Trecho fornecido »

= = = = = = =

O estudo ajudou a sustentar a decisão da liga universitária americana (NCAA, na sigla em inglês para Associação Atlética Nacional de Universidades) a respeito de atletas trans. Em 2011, mulheres que passaram por transição de gênero passaram a ser autorizadas a competir no feminino, desde que comprovassem baixos níveis de testosterona. Quatro anos depois, foi a vez de o COI mudar sua diretriz a respeito do tema e adotar o controle hormonal por um ano como critério para liberar mulheres trans. Para Harper, a experiência da NCAA é uma evidência contundente de que o temor de uma "invasão" de transexuais no esporte feminino é infundado.
— A NCAA tem quase 500 mil atletas. Há mais de 200 mil mulheres competindo. Não sabemos exatamente o tamanho da população trans, mas é de, no mínimo, 0,5%. Se tomarmos como referência esse percentual, então, dessas 200 mil mulheres, teria de haver mil mulheres transgênero competindo. E, no máximo, há 20 ou 30 — calcula.

= = = = = = =

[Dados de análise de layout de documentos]
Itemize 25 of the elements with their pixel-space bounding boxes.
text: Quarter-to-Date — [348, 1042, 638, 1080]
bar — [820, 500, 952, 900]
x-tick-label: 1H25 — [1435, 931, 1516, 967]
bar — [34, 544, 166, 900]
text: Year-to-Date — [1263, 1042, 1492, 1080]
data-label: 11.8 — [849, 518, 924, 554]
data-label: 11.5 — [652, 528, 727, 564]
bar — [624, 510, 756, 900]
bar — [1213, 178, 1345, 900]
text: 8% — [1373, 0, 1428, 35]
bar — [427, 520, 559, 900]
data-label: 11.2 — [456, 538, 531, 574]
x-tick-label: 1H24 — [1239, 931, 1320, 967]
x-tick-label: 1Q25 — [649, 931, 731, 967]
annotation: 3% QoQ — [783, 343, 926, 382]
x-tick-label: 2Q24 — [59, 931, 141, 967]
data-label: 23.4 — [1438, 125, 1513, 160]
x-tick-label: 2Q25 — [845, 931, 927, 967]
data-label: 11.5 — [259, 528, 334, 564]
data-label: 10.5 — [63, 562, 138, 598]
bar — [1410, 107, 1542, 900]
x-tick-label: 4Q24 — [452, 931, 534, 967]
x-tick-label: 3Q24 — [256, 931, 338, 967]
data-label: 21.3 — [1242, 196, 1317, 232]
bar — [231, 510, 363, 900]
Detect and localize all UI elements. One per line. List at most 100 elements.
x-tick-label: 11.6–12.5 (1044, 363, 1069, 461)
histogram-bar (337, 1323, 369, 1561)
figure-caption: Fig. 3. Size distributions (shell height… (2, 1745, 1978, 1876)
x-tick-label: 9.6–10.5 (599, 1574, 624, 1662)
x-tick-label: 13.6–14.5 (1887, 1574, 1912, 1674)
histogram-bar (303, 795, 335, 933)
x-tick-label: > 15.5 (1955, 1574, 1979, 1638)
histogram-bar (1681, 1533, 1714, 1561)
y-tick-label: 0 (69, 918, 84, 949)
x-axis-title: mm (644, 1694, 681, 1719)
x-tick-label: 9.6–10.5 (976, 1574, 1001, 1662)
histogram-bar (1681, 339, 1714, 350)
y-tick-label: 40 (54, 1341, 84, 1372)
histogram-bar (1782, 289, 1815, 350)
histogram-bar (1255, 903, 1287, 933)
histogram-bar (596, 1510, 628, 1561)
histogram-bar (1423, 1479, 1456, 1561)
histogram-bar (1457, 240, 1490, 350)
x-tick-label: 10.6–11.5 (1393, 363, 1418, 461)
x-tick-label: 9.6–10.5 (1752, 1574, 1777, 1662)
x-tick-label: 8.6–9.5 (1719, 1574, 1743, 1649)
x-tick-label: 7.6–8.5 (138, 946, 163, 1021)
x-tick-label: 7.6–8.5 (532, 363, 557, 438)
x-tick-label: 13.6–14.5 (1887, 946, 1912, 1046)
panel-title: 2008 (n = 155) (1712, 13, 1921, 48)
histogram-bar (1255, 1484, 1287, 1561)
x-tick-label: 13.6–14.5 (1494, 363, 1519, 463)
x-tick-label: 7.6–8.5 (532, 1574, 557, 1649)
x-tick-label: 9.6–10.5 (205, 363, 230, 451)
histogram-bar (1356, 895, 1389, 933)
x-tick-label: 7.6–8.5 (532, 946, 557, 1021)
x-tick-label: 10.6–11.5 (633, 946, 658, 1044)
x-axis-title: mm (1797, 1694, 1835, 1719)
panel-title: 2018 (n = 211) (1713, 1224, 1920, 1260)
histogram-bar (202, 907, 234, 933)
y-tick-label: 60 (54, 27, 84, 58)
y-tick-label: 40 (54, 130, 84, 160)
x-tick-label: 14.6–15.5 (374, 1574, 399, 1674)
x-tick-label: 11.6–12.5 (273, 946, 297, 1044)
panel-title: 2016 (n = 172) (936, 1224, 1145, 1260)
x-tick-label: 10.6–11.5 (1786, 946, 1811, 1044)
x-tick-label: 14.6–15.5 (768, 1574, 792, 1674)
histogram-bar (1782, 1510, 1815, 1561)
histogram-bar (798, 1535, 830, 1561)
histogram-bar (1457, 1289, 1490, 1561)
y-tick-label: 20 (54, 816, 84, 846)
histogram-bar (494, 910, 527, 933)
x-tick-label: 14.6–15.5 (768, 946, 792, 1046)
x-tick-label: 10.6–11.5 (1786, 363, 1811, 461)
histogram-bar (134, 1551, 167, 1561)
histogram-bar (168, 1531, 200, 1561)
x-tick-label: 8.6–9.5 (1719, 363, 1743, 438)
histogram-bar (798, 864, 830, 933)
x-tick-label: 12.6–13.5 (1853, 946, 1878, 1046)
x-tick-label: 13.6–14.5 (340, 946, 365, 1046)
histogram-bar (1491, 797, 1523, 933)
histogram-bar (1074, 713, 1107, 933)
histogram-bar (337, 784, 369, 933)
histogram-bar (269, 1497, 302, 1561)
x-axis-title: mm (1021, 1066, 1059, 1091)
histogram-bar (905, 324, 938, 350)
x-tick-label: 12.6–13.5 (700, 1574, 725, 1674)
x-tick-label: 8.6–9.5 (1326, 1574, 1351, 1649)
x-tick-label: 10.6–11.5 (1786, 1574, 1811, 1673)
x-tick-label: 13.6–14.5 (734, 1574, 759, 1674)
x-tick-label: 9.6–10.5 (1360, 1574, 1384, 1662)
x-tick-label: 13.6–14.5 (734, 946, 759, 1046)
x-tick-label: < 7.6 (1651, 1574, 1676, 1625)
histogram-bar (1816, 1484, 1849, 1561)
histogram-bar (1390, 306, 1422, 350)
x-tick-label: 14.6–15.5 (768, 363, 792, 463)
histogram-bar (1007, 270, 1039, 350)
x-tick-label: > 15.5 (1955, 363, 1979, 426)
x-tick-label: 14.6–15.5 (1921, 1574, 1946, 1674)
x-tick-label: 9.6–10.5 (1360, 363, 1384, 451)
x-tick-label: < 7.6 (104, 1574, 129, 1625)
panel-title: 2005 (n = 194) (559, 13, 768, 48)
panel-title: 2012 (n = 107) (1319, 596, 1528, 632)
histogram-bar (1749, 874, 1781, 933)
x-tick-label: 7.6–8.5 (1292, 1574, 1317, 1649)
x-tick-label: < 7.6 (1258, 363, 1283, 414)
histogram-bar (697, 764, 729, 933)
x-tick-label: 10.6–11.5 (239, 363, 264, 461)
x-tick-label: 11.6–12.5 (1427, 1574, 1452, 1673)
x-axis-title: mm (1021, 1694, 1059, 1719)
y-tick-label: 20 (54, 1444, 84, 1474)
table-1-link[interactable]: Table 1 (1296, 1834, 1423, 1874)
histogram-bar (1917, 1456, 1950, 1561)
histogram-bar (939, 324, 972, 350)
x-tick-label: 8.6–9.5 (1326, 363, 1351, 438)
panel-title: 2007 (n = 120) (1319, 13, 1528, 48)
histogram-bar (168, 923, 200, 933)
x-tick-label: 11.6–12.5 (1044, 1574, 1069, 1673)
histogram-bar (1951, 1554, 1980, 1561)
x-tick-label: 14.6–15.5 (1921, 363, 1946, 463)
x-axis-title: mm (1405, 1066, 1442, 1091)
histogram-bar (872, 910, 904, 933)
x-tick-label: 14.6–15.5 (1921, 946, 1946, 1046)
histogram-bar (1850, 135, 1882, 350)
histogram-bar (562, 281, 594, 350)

= = = = = = =

Tarefa atribuída » Dê continuidade ao trecho sobre atletas trans no esporte universitário americano, começando logo após a última frase apresentada.

Saída »
— Não chega perto de ser uma invasão, e estamos falando de sete anos depois que a NCAA instituiu essa regra. Então, em vez de tomar conta do esporte feminino, elas mal conseguem marcar sua presença. Se as mulheres transgênero fossem dominar o esporte universitário, já teria acontecido. E o motivo é sociológico. Falei com muitas mulheres transgênero, e elas simplesmente não querem competir por causa dessa reação que têm de enfrentar. Assim, elas simplesmente desistem dos esportes que amam, o que é uma pena. Por isso elas ainda são sub-representadas nos esportes. Algo que não vai mudar tão cedo, e você vê no tipo de reação que a Tifanny tem enfrentado. Por que alguém gostaria de passar por isso? — questiona.
COI deve se reunir para debater parâmetros
Mesmo que exista a ponderação em torno da representatividade, há especialistas que se opõem à presença de Tifanny na Superliga. Seus argumentos não carregam o ranço do preconceito, apenas ponderam a respeito de questões fisiológicas.
— No caso dela, há um detalhe que faz um pouco de diferença, que é o fato de ter feito a cirurgia já com 30 anos. Então, ela passou boa parte da vida com uma produção hormonal muito maior do que a feminina. Isso acaba influenciando no tamanho dos órgãos, coração, pulmões, a parte óssea, ou seja, as alavancas do aparelho locomotor — disse Paulo Zogaib, professor de medicina esportiva da Unifesp, à Revista Veja.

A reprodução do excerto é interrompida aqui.